Records from a data collection

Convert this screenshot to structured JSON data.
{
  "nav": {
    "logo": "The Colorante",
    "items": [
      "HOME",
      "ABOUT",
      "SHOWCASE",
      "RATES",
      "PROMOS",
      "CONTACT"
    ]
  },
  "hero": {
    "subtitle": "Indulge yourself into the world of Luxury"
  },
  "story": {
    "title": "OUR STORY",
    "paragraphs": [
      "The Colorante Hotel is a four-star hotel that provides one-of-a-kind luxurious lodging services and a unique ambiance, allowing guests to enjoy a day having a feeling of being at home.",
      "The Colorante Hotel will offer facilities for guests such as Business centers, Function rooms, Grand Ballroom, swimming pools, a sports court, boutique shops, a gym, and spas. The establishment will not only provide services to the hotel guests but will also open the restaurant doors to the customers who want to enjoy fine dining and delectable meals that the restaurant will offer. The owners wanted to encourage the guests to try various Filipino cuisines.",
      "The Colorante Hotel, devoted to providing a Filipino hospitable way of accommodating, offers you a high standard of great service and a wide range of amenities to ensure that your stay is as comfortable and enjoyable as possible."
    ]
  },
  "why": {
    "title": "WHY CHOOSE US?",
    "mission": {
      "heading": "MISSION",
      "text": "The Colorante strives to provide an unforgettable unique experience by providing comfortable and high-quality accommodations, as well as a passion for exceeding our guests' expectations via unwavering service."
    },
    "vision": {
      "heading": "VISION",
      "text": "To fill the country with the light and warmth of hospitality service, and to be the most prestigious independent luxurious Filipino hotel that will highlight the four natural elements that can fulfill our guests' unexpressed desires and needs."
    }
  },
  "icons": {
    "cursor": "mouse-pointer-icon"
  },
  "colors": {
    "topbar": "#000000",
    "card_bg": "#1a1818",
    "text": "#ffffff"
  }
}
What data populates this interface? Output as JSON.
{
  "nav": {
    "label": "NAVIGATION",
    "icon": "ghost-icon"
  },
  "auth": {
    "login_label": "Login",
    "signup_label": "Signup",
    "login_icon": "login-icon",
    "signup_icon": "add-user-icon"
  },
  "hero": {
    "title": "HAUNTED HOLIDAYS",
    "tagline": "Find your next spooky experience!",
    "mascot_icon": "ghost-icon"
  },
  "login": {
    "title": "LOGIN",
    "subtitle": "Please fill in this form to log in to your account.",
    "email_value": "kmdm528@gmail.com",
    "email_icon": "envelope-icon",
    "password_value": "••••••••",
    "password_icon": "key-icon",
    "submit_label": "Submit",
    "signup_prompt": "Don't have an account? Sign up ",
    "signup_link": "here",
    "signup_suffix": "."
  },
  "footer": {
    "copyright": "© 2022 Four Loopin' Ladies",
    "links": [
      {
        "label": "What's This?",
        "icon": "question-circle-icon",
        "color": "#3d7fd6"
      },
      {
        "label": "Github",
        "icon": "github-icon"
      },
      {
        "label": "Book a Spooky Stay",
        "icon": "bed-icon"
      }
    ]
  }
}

» Work to be completed
Repeat precisely the lines of the data starting at the one containing "What data populates", last line included.

» Solution
What data populates this interface? Output as JSON.
{
  "nav": {
    "label": "NAVIGATION",
    "icon": "ghost-icon"
  },
  "auth": {
    "login_label": "Login",
    "signup_label": "Signup",
    "login_icon": "login-icon",
    "signup_icon": "add-user-icon"
  },
  "hero": {
    "title": "HAUNTED HOLIDAYS",
    "tagline": "Find your next spooky experience!",
    "mascot_icon": "ghost-icon"
  },
  "login": {
    "title": "LOGIN",
    "subtitle": "Please fill in this form to log in to your account.",
    "email_value": "kmdm528@gmail.com",
    "email_icon": "envelope-icon",
    "password_value": "••••••••",
    "password_icon": "key-icon",
    "submit_label": "Submit",
    "signup_prompt": "Don't have an account? Sign up ",
    "signup_link": "here",
    "signup_suffix": "."
  },
  "footer": {
    "copyright": "© 2022 Four Loopin' Ladies",
    "links": [
      {
        "label": "What's This?",
        "icon": "question-circle-icon",
        "color": "#3d7fd6"
      },
      {
        "label": "Github",
        "icon": "github-icon"
      },
      {
        "label": "Book a Spooky Stay",
        "icon": "bed-icon"
      }
    ]
  }
}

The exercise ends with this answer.